Written instruction: Can you retype, unchanged, the part of the records that opens with the line containing "list-item-subtitle: Subtitle <box>231" and closes with the line containing "more-vert-icon <box>572 39 585 44</box>"?

Given entries:
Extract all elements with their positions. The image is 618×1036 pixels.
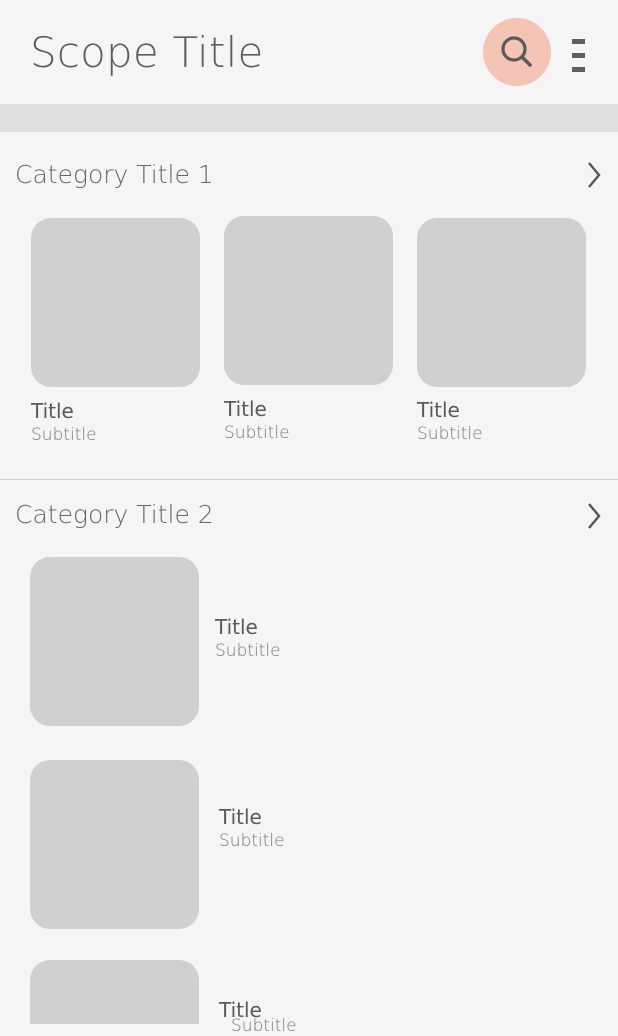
list-item-subtitle: Subtitle <box>231 1016 297 1036</box>
category-title[interactable]: Category Title 2 <box>15 500 214 529</box>
list-item-subtitle: Subtitle <box>219 831 285 851</box>
card-image[interactable] <box>31 218 200 387</box>
card-subtitle: Subtitle <box>417 424 483 444</box>
header-divider <box>0 104 618 132</box>
more-vert-icon <box>572 39 585 44</box>
card-title: Title <box>417 398 460 422</box>
chevron-right-icon[interactable] <box>586 501 602 531</box>
card-image[interactable] <box>224 216 393 385</box>
list-item-subtitle: Subtitle <box>215 641 281 661</box>
card-title: Title <box>224 397 267 421</box>
overflow-menu-button[interactable] <box>566 36 590 76</box>
list-item-title: Title <box>215 615 258 639</box>
search-icon <box>501 36 532 67</box>
category-title[interactable]: Category Title 1 <box>15 160 214 189</box>
list-item-image[interactable] <box>30 960 199 1024</box>
chevron-right-icon[interactable] <box>586 160 602 190</box>
section-divider <box>0 479 618 480</box>
card-title: Title <box>31 399 74 423</box>
list-item-title: Title <box>219 805 262 829</box>
card-image[interactable] <box>417 218 586 387</box>
menu-bar-mid <box>572 53 585 58</box>
search-button[interactable] <box>483 18 551 86</box>
header-bar: Scope Title <box>0 0 618 104</box>
menu-bar-bottom <box>572 67 585 72</box>
list-item-image[interactable] <box>30 557 199 726</box>
list-item-image[interactable] <box>30 760 199 929</box>
card-subtitle: Subtitle <box>224 423 290 443</box>
card-subtitle: Subtitle <box>31 425 97 445</box>
page-title: Scope Title <box>30 28 264 77</box>
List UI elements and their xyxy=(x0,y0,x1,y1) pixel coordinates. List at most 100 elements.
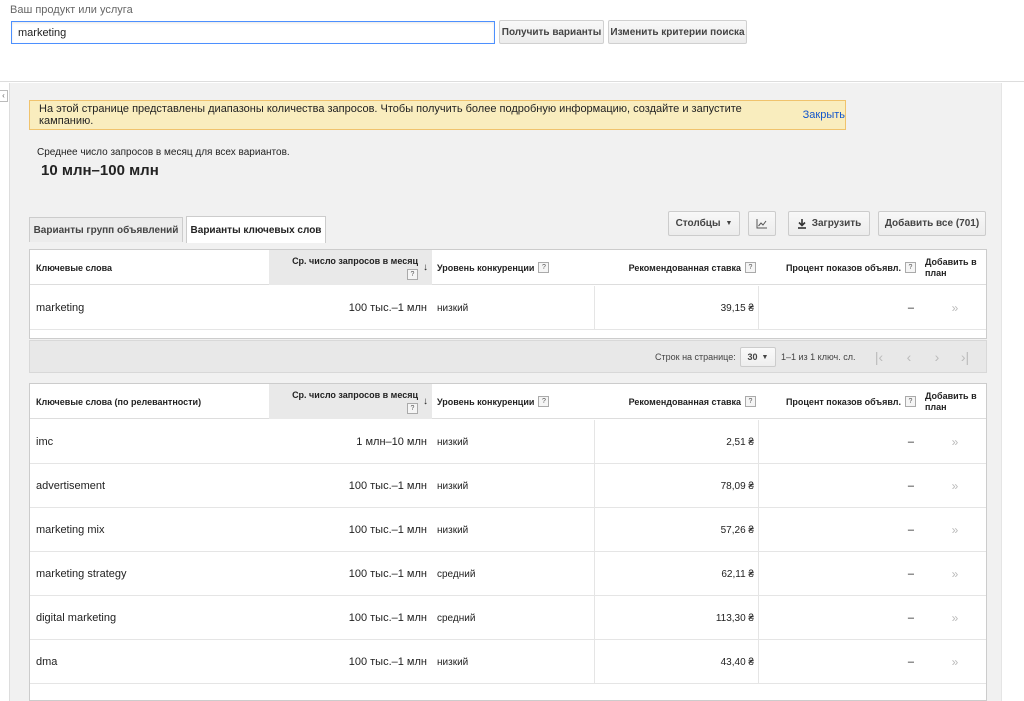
table-row: dma 100 тыс.–1 млн низкий 43,40 ₴ – » xyxy=(30,640,986,684)
bid-cell: 62,11 ₴ xyxy=(721,568,754,580)
sort-down-icon: ↓ xyxy=(423,396,428,407)
header-add-line2: план xyxy=(925,267,947,278)
avg-searches-label: Среднее число запросов в месяц для всех … xyxy=(37,147,290,158)
header-avg-label: Ср. число запросов в месяц xyxy=(292,389,418,400)
last-page-icon[interactable]: ›| xyxy=(954,347,976,367)
share-cell: – xyxy=(907,612,914,624)
header-ad-share[interactable]: Процент показов объявл. ? xyxy=(780,384,918,419)
add-to-plan-icon[interactable]: » xyxy=(925,420,985,464)
rows-per-page-select[interactable]: 30 ▼ xyxy=(740,347,776,367)
help-icon[interactable]: ? xyxy=(745,396,756,407)
header-ad-share[interactable]: Процент показов объявл. ? xyxy=(780,250,918,285)
download-button[interactable]: Загрузить xyxy=(788,211,870,236)
help-icon[interactable]: ? xyxy=(538,396,550,407)
share-cell: – xyxy=(907,568,914,580)
add-to-plan-icon[interactable]: » xyxy=(925,640,985,684)
header-add-to-plan: Добавить в план xyxy=(925,250,985,285)
header-share-label: Процент показов объявл. xyxy=(785,396,901,407)
product-search-input[interactable] xyxy=(11,21,495,44)
keyword-ideas-table: Ключевые слова (по релевантности) Ср. чи… xyxy=(29,383,987,701)
tab-ad-group-ideas[interactable]: Варианты групп объявлений xyxy=(29,217,183,242)
competition-cell: низкий xyxy=(437,656,469,668)
table-row: digital marketing 100 тыс.–1 млн средний… xyxy=(30,596,986,640)
bid-cell: 113,30 ₴ xyxy=(715,612,754,624)
line-chart-icon xyxy=(756,219,767,229)
chevron-down-icon: ▼ xyxy=(761,353,769,361)
header-keywords-relevance[interactable]: Ключевые слова (по релевантности) xyxy=(36,384,266,419)
avg-searches-cell: 1 млн–10 млн xyxy=(356,436,427,448)
table-row: marketing 100 тыс.–1 млн низкий 39,15 ₴ … xyxy=(30,286,986,330)
bid-cell: 78,09 ₴ xyxy=(720,480,754,492)
header-competition-label: Уровень конкуренции xyxy=(437,262,535,273)
rows-per-page-value: 30 xyxy=(747,352,758,362)
header-add-line1: Добавить в xyxy=(925,256,977,267)
download-label: Загрузить xyxy=(811,218,862,229)
add-to-plan-icon[interactable]: » xyxy=(925,552,985,596)
avg-searches-cell: 100 тыс.–1 млн xyxy=(348,480,427,492)
competition-cell: низкий xyxy=(437,302,469,314)
searched-keywords-table: Ключевые слова Ср. число запросов в меся… xyxy=(29,249,987,339)
avg-searches-value: 10 млн–100 млн xyxy=(41,162,159,179)
share-cell: – xyxy=(907,436,914,448)
add-to-plan-icon[interactable]: » xyxy=(925,286,985,330)
keyword-cell: dma xyxy=(36,656,58,668)
bid-cell: 57,26 ₴ xyxy=(720,524,754,536)
sort-down-icon: ↓ xyxy=(423,262,428,273)
add-to-plan-icon[interactable]: » xyxy=(925,508,985,552)
table-header: Ключевые слова Ср. число запросов в меся… xyxy=(30,250,986,285)
competition-cell: средний xyxy=(437,568,476,580)
help-icon[interactable]: ? xyxy=(407,402,418,414)
share-cell: – xyxy=(907,656,914,668)
header-bid-label: Рекомендованная ставка xyxy=(628,396,741,407)
keyword-cell: advertisement xyxy=(36,480,106,492)
header-competition[interactable]: Уровень конкуренции ? xyxy=(437,384,597,419)
modify-criteria-button[interactable]: Изменить критерии поиска xyxy=(608,20,747,44)
help-icon[interactable]: ? xyxy=(538,262,550,273)
header-share-label: Процент показов объявл. xyxy=(785,262,901,273)
table-header: Ключевые слова (по релевантности) Ср. чи… xyxy=(30,384,986,419)
next-page-icon[interactable]: › xyxy=(926,347,948,367)
keyword-cell: marketing strategy xyxy=(36,568,127,580)
header-avg-searches[interactable]: Ср. число запросов в месяц ? ↓ xyxy=(269,384,432,419)
chart-button[interactable] xyxy=(748,211,776,236)
keyword-cell: digital marketing xyxy=(36,612,117,624)
help-icon[interactable]: ? xyxy=(407,268,418,280)
header-keywords[interactable]: Ключевые слова xyxy=(36,250,266,285)
competition-cell: низкий xyxy=(437,480,469,492)
table-row: imc 1 млн–10 млн низкий 2,51 ₴ – » xyxy=(30,420,986,464)
search-header: Ваш продукт или услуга Получить варианты… xyxy=(0,0,1024,82)
header-competition[interactable]: Уровень конкуренции ? xyxy=(437,250,597,285)
columns-button[interactable]: Столбцы ▼ xyxy=(668,211,740,236)
share-cell: – xyxy=(907,302,914,314)
help-icon[interactable]: ? xyxy=(745,262,756,273)
keyword-cell: marketing mix xyxy=(36,524,105,536)
help-icon[interactable]: ? xyxy=(905,396,916,407)
header-suggested-bid[interactable]: Рекомендованная ставка ? xyxy=(598,384,758,419)
header-competition-label: Уровень конкуренции xyxy=(437,396,535,407)
keyword-cell: marketing xyxy=(36,302,85,314)
bid-cell: 39,15 ₴ xyxy=(720,302,754,314)
prev-page-icon[interactable]: ‹ xyxy=(898,347,920,367)
header-avg-label: Ср. число запросов в месяц xyxy=(292,255,418,266)
keyword-cell: imc xyxy=(36,436,54,448)
help-icon[interactable]: ? xyxy=(905,262,916,273)
right-scroll-area[interactable] xyxy=(1001,83,1024,701)
header-add-line1: Добавить в xyxy=(925,390,977,401)
header-avg-searches[interactable]: Ср. число запросов в месяц ? ↓ xyxy=(269,250,432,285)
avg-searches-cell: 100 тыс.–1 млн xyxy=(348,524,427,536)
add-to-plan-icon[interactable]: » xyxy=(925,596,985,640)
add-all-button[interactable]: Добавить все (701) xyxy=(878,211,986,236)
notice-close-link[interactable]: Закрыть xyxy=(803,109,845,121)
collapse-sidebar-icon[interactable]: ‹ xyxy=(0,90,8,102)
header-suggested-bid[interactable]: Рекомендованная ставка ? xyxy=(598,250,758,285)
pagination-bar: Строк на странице: 30 ▼ 1–1 из 1 ключ. с… xyxy=(29,340,987,373)
add-to-plan-icon[interactable]: » xyxy=(925,464,985,508)
share-cell: – xyxy=(907,524,914,536)
get-ideas-button[interactable]: Получить варианты xyxy=(499,20,604,44)
product-label: Ваш продукт или услуга xyxy=(10,4,133,16)
avg-searches-cell: 100 тыс.–1 млн xyxy=(348,302,427,314)
tab-keyword-ideas[interactable]: Варианты ключевых слов xyxy=(186,216,326,243)
first-page-icon[interactable]: |‹ xyxy=(868,347,890,367)
columns-label: Столбцы xyxy=(675,218,721,229)
main-content: На этой странице представлены диапазоны … xyxy=(9,83,1001,701)
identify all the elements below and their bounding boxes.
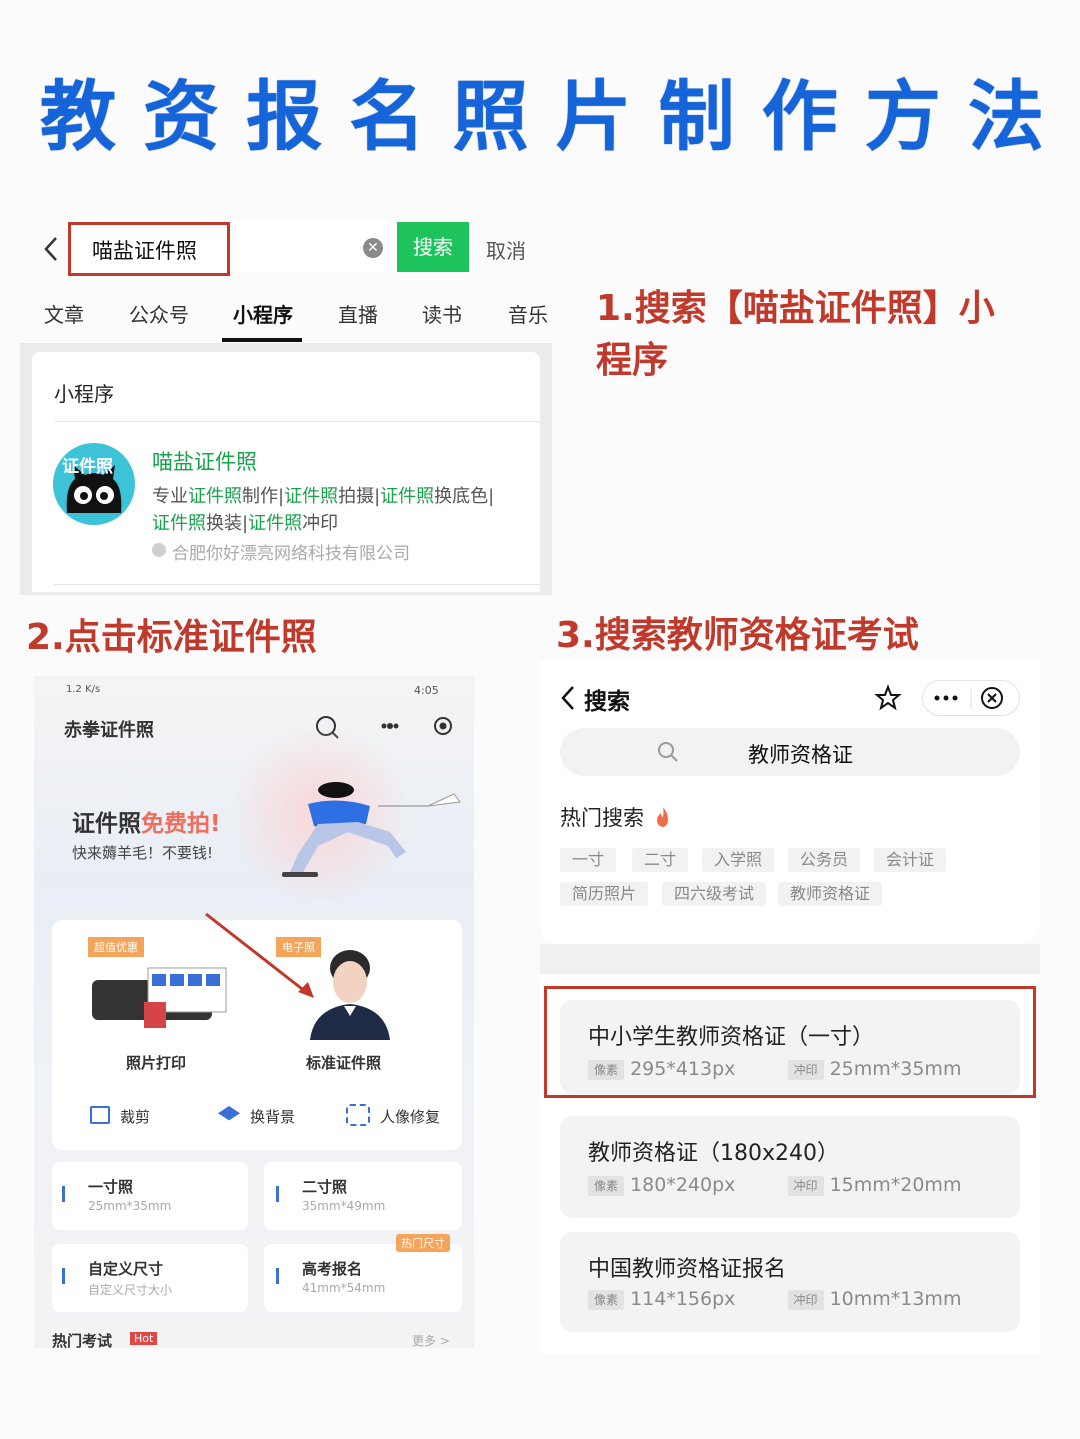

Task answer:
list-item-subtitle: Subtitle <box>231 1016 297 1036</box>
category-title[interactable]: Category Title 2 <box>15 500 214 529</box>
list-item-subtitle: Subtitle <box>219 831 285 851</box>
card-image[interactable] <box>31 218 200 387</box>
card-subtitle: Subtitle <box>417 424 483 444</box>
header-divider <box>0 104 618 132</box>
more-vert-icon <box>572 39 585 44</box>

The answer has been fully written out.